** TASK STATEMENT **
Return the full material exactly.
──────── MATERIAL FOR THIS EXERCISE ────────
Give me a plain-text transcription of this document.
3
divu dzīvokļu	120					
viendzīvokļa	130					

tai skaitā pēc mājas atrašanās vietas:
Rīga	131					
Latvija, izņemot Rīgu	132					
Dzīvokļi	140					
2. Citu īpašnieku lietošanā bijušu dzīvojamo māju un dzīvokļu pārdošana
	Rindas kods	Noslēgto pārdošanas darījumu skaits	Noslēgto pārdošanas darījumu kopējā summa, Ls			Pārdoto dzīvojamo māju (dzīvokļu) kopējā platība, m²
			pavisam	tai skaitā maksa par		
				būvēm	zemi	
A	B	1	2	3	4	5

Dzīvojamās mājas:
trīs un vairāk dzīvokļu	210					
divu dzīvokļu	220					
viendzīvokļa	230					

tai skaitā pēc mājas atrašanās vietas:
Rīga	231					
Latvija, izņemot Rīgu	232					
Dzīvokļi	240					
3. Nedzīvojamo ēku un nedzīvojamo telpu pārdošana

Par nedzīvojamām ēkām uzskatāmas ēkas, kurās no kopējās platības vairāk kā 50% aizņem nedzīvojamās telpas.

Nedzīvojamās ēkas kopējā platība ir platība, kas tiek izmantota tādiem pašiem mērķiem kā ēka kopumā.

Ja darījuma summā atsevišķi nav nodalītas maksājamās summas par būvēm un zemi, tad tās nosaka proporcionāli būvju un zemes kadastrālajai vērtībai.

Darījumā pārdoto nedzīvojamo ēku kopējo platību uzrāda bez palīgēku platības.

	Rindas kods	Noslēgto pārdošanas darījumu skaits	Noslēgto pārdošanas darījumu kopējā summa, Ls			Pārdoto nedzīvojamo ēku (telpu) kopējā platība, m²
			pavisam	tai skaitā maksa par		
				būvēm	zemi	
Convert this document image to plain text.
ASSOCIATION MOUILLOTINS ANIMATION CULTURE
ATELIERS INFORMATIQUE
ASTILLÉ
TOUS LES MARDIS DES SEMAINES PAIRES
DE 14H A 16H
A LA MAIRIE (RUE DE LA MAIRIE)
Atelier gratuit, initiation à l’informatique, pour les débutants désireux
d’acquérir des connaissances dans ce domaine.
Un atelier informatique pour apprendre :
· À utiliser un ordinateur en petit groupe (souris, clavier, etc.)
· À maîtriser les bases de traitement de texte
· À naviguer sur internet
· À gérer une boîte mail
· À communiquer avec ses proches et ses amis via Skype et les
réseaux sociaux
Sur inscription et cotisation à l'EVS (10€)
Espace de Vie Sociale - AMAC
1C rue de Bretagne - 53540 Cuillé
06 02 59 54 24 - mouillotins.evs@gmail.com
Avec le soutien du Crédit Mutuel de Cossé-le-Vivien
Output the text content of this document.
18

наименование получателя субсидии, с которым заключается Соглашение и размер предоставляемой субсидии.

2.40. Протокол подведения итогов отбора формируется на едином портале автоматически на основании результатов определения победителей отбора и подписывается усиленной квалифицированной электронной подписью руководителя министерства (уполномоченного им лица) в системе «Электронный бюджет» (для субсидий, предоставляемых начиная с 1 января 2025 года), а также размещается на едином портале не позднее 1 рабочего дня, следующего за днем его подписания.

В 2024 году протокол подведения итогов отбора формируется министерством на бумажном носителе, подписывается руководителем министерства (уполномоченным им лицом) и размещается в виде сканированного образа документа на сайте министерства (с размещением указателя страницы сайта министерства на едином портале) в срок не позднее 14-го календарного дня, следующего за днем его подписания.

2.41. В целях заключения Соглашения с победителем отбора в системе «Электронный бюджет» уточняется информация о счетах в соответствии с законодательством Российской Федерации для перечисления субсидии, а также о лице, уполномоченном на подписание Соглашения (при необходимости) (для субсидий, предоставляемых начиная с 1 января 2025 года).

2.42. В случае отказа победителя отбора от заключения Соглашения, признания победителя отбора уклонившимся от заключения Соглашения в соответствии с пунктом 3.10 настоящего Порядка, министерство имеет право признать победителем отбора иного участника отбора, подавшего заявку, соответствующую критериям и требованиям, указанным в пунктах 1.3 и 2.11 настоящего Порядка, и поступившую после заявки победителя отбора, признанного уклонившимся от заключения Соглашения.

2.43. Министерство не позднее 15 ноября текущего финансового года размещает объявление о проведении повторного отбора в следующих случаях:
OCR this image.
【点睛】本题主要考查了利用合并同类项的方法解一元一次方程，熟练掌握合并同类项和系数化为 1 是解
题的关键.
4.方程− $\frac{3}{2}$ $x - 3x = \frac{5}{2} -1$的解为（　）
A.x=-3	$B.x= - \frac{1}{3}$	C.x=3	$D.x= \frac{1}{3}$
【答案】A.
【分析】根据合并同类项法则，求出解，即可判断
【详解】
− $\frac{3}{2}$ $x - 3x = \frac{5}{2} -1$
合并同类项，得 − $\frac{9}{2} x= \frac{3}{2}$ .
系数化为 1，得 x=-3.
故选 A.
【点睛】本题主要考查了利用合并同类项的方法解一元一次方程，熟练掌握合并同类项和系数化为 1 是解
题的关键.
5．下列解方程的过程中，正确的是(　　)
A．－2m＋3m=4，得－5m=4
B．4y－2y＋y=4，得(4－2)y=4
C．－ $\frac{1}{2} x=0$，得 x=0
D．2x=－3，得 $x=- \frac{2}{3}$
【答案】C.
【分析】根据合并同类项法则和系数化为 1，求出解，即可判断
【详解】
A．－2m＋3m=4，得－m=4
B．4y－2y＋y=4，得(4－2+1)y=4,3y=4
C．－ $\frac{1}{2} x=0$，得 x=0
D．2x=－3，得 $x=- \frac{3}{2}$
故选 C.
────────
** ANSWER TO THE TASK **
Give me a plain-text transcription of this document.
3
divu dzīvokļu	120					
viendzīvokļa	130					

tai skaitā pēc mājas atrašanās vietas:
Rīga	131					
Latvija, izņemot Rīgu	132					
Dzīvokļi	140					
2. Citu īpašnieku lietošanā bijušu dzīvojamo māju un dzīvokļu pārdošana
	Rindas kods	Noslēgto pārdošanas darījumu skaits	Noslēgto pārdošanas darījumu kopējā summa, Ls			Pārdoto dzīvojamo māju (dzīvokļu) kopējā platība, m²
			pavisam	tai skaitā maksa par		
				būvēm	zemi	
A	B	1	2	3	4	5

Dzīvojamās mājas:
trīs un vairāk dzīvokļu	210					
divu dzīvokļu	220					
viendzīvokļa	230					

tai skaitā pēc mājas atrašanās vietas:
Rīga	231					
Latvija, izņemot Rīgu	232					
Dzīvokļi	240					
3. Nedzīvojamo ēku un nedzīvojamo telpu pārdošana

Par nedzīvojamām ēkām uzskatāmas ēkas, kurās no kopējās platības vairāk kā 50% aizņem nedzīvojamās telpas.

Nedzīvojamās ēkas kopējā platība ir platība, kas tiek izmantota tādiem pašiem mērķiem kā ēka kopumā.

Ja darījuma summā atsevišķi nav nodalītas maksājamās summas par būvēm un zemi, tad tās nosaka proporcionāli būvju un zemes kadastrālajai vērtībai.

Darījumā pārdoto nedzīvojamo ēku kopējo platību uzrāda bez palīgēku platības.

	Rindas kods	Noslēgto pārdošanas darījumu skaits	Noslēgto pārdošanas darījumu kopējā summa, Ls			Pārdoto nedzīvojamo ēku (telpu) kopējā platība, m²
			pavisam	tai skaitā maksa par		
				būvēm	zemi	
Convert this document image to plain text.
ASSOCIATION MOUILLOTINS ANIMATION CULTURE
ATELIERS INFORMATIQUE
ASTILLÉ
TOUS LES MARDIS DES SEMAINES PAIRES
DE 14H A 16H
A LA MAIRIE (RUE DE LA MAIRIE)
Atelier gratuit, initiation à l’informatique, pour les débutants désireux
d’acquérir des connaissances dans ce domaine.
Un atelier informatique pour apprendre :
· À utiliser un ordinateur en petit groupe (souris, clavier, etc.)
· À maîtriser les bases de traitement de texte
· À naviguer sur internet
· À gérer une boîte mail
· À communiquer avec ses proches et ses amis via Skype et les
réseaux sociaux
Sur inscription et cotisation à l'EVS (10€)
Espace de Vie Sociale - AMAC
1C rue de Bretagne - 53540 Cuillé
06 02 59 54 24 - mouillotins.evs@gmail.com
Avec le soutien du Crédit Mutuel de Cossé-le-Vivien
Output the text content of this document.
18

наименование получателя субсидии, с которым заключается Соглашение и размер предоставляемой субсидии.

2.40. Протокол подведения итогов отбора формируется на едином портале автоматически на основании результатов определения победителей отбора и подписывается усиленной квалифицированной электронной подписью руководителя министерства (уполномоченного им лица) в системе «Электронный бюджет» (для субсидий, предоставляемых начиная с 1 января 2025 года), а также размещается на едином портале не позднее 1 рабочего дня, следующего за днем его подписания.

В 2024 году протокол подведения итогов отбора формируется министерством на бумажном носителе, подписывается руководителем министерства (уполномоченным им лицом) и размещается в виде сканированного образа документа на сайте министерства (с размещением указателя страницы сайта министерства на едином портале) в срок не позднее 14-го календарного дня, следующего за днем его подписания.

2.41. В целях заключения Соглашения с победителем отбора в системе «Электронный бюджет» уточняется информация о счетах в соответствии с законодательством Российской Федерации для перечисления субсидии, а также о лице, уполномоченном на подписание Соглашения (при необходимости) (для субсидий, предоставляемых начиная с 1 января 2025 года).

2.42. В случае отказа победителя отбора от заключения Соглашения, признания победителя отбора уклонившимся от заключения Соглашения в соответствии с пунктом 3.10 настоящего Порядка, министерство имеет право признать победителем отбора иного участника отбора, подавшего заявку, соответствующую критериям и требованиям, указанным в пунктах 1.3 и 2.11 настоящего Порядка, и поступившую после заявки победителя отбора, признанного уклонившимся от заключения Соглашения.

2.43. Министерство не позднее 15 ноября текущего финансового года размещает объявление о проведении повторного отбора в следующих случаях:
OCR this image.
【点睛】本题主要考查了利用合并同类项的方法解一元一次方程，熟练掌握合并同类项和系数化为 1 是解
题的关键.
4.方程− $\frac{3}{2}$ $x - 3x = \frac{5}{2} -1$的解为（　）
A.x=-3	$B.x= - \frac{1}{3}$	C.x=3	$D.x= \frac{1}{3}$
【答案】A.
【分析】根据合并同类项法则，求出解，即可判断
【详解】
− $\frac{3}{2}$ $x - 3x = \frac{5}{2} -1$
合并同类项，得 − $\frac{9}{2} x= \frac{3}{2}$ .
系数化为 1，得 x=-3.
故选 A.
【点睛】本题主要考查了利用合并同类项的方法解一元一次方程，熟练掌握合并同类项和系数化为 1 是解
题的关键.
5．下列解方程的过程中，正确的是(　　)
A．－2m＋3m=4，得－5m=4
B．4y－2y＋y=4，得(4－2)y=4
C．－ $\frac{1}{2} x=0$，得 x=0
D．2x=－3，得 $x=- \frac{2}{3}$
【答案】C.
【分析】根据合并同类项法则和系数化为 1，求出解，即可判断
【详解】
A．－2m＋3m=4，得－m=4
B．4y－2y＋y=4，得(4－2+1)y=4,3y=4
C．－ $\frac{1}{2} x=0$，得 x=0
D．2x=－3，得 $x=- \frac{3}{2}$
故选 C.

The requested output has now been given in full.